* **WHAT THE TASK ASKS**
Show every line below where "我歌月徊徘" can be found.

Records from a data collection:
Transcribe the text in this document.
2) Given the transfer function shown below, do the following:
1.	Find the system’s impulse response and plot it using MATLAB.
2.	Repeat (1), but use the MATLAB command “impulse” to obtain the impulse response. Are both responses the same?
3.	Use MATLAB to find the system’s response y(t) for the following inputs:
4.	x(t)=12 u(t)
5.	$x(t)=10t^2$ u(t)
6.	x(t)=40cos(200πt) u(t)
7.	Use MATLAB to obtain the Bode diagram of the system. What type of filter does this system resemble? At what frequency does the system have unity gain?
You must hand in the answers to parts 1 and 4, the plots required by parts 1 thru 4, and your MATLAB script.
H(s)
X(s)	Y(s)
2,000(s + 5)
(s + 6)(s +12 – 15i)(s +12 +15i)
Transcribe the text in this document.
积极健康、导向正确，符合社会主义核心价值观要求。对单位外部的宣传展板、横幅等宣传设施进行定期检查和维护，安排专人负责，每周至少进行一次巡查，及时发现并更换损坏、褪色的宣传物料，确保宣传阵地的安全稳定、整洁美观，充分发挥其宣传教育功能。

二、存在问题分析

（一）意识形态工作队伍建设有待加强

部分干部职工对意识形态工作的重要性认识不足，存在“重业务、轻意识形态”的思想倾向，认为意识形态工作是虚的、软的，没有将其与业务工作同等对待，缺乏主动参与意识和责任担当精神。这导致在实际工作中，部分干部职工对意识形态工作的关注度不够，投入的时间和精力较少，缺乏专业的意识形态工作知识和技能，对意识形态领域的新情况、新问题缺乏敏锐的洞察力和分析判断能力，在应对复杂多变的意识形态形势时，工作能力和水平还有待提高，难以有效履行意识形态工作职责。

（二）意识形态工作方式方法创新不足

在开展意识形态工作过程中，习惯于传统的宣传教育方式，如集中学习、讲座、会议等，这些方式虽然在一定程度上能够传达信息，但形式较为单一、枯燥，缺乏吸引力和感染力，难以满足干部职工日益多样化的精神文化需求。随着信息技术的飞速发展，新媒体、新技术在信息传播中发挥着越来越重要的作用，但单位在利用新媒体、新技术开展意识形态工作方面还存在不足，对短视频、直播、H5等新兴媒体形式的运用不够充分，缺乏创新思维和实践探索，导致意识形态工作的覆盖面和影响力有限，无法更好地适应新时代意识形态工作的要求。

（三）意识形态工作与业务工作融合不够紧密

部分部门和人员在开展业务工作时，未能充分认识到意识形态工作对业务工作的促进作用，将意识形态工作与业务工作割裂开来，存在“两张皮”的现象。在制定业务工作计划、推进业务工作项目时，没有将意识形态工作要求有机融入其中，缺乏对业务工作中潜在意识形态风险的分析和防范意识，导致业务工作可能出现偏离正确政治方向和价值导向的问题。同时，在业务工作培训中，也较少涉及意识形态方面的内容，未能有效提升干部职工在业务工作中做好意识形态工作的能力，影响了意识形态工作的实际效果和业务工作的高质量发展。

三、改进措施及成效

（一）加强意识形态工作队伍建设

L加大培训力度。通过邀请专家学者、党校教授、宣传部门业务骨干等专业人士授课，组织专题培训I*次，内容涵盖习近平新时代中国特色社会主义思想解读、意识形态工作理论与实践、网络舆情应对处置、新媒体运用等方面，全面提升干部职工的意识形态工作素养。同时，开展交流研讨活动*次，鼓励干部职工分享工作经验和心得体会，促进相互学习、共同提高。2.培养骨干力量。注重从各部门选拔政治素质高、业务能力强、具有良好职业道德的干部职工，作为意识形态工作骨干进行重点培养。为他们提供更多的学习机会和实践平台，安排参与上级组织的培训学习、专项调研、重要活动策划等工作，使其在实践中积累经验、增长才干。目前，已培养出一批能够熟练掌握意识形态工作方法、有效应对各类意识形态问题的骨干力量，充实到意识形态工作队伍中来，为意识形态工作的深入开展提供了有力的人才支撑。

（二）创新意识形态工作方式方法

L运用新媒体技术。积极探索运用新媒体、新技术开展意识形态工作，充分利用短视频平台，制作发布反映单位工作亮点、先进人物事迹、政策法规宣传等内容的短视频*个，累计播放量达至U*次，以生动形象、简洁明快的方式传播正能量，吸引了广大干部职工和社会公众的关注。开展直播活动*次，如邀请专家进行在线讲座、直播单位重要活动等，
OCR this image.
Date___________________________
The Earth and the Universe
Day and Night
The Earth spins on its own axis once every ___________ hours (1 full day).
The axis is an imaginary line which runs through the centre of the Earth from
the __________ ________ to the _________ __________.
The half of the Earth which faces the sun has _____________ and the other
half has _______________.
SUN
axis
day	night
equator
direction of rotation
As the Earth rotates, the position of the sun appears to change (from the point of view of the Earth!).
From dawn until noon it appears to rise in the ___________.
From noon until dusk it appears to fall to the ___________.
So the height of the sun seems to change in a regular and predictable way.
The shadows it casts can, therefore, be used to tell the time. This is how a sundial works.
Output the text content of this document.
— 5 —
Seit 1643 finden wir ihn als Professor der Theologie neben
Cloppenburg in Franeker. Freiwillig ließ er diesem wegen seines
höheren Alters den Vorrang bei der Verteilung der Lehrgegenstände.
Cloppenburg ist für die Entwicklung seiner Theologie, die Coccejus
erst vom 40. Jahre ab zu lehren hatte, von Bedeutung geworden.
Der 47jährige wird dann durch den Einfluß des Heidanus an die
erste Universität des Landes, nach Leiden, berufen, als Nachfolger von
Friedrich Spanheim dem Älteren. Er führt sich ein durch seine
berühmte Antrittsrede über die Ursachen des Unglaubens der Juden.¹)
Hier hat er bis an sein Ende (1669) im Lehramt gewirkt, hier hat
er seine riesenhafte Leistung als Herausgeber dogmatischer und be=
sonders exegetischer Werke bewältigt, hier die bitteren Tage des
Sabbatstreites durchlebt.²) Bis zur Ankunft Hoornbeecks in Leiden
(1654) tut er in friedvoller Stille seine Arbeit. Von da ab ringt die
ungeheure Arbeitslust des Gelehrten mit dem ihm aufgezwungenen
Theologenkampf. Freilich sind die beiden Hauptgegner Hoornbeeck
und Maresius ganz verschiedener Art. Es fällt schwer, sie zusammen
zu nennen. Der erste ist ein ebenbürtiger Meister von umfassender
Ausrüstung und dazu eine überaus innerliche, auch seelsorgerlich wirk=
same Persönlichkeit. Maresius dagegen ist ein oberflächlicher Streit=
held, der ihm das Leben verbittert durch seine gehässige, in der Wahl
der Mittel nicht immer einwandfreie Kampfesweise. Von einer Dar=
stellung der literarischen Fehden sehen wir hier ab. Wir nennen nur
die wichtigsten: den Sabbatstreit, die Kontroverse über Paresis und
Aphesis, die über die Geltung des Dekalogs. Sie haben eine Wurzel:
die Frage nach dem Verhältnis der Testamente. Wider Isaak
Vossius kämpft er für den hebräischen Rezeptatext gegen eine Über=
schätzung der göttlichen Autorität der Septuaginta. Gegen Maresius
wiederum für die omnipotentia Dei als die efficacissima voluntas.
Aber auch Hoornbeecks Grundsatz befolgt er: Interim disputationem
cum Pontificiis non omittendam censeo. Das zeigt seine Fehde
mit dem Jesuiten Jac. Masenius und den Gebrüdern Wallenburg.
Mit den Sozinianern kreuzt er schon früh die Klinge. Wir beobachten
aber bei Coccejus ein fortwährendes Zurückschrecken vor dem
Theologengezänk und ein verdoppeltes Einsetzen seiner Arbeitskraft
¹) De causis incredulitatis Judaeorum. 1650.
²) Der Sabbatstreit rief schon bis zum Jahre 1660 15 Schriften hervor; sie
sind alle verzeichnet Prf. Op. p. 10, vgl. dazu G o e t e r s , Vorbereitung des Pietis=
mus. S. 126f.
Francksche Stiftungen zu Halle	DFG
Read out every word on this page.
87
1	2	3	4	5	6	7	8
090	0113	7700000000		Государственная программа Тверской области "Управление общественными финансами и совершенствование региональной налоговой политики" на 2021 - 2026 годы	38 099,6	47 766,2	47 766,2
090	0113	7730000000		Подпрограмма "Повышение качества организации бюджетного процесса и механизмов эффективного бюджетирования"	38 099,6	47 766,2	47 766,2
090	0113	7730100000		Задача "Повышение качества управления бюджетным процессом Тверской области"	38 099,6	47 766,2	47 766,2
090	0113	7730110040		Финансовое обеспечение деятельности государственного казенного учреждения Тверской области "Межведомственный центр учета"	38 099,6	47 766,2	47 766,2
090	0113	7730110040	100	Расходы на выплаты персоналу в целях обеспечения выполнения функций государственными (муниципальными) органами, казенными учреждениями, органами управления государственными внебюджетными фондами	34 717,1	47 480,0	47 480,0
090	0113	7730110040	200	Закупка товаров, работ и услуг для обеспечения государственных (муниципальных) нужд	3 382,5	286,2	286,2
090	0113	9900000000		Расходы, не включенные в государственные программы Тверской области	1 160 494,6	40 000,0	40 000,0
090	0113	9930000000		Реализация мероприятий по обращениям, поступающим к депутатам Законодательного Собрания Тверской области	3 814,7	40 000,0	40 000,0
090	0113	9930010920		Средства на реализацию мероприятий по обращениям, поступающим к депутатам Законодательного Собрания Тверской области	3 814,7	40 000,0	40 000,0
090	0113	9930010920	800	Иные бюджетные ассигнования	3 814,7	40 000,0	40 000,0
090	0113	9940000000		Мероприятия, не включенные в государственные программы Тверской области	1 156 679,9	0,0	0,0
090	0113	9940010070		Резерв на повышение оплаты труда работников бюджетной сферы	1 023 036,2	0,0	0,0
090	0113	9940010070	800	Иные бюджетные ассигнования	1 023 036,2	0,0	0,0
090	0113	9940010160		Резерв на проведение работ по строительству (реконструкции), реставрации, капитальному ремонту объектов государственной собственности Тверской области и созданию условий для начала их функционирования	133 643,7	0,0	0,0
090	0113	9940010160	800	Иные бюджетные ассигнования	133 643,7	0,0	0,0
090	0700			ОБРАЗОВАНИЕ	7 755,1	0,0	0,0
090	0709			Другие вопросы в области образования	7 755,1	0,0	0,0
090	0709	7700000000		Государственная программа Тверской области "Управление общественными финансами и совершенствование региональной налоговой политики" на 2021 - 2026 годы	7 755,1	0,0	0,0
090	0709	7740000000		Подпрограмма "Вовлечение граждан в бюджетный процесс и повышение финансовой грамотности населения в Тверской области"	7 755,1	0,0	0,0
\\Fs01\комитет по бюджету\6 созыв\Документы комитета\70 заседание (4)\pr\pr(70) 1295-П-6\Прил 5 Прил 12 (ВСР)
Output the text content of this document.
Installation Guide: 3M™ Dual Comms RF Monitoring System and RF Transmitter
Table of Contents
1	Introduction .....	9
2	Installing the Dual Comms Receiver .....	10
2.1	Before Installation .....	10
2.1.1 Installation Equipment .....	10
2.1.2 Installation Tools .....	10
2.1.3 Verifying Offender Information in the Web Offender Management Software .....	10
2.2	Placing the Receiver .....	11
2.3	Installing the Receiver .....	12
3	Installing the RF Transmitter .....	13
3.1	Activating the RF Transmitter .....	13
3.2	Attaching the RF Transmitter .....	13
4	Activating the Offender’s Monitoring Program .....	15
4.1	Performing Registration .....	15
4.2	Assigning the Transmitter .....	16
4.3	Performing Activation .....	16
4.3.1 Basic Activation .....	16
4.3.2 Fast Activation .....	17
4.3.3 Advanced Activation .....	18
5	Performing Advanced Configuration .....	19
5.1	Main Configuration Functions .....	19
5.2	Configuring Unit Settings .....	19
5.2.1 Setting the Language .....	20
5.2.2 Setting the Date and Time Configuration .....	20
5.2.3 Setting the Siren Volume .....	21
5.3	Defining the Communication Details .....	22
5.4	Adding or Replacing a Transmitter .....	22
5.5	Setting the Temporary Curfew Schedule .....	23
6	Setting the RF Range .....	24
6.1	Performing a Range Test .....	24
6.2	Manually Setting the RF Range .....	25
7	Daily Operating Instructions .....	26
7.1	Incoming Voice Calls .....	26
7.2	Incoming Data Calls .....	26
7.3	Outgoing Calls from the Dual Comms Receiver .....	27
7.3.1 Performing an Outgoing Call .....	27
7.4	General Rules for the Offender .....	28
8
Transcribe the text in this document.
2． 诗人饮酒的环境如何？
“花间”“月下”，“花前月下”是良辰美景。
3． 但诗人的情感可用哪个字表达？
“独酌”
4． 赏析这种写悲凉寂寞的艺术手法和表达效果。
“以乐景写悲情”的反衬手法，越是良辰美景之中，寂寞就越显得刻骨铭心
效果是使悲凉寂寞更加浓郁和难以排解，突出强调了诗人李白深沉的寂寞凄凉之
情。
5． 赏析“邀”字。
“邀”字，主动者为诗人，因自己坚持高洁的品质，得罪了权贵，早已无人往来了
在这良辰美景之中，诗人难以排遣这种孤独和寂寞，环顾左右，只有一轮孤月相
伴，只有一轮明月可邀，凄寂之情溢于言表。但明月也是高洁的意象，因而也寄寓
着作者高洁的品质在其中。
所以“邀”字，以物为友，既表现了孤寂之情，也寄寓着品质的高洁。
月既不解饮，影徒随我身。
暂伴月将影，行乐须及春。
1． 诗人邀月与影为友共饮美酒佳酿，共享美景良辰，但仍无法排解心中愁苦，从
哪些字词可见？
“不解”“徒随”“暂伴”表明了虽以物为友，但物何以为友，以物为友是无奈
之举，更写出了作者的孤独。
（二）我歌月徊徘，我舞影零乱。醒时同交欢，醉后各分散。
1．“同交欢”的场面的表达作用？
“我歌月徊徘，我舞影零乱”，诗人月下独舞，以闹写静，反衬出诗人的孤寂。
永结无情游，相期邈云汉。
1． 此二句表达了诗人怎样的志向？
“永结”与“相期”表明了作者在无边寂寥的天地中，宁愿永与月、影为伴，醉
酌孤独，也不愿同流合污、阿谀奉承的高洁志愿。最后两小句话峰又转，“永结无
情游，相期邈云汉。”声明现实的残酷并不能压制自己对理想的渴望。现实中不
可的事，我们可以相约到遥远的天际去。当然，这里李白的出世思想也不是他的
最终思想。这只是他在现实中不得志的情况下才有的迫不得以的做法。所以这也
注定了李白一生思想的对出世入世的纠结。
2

* **RESPONSE TO THE EXERCISE**
（二）我歌月徊徘，我舞影零乱。醒时同交欢，醉后各分散。
“我歌月徊徘，我舞影零乱”，诗人月下独舞，以闹写静，反衬出诗人的孤寂。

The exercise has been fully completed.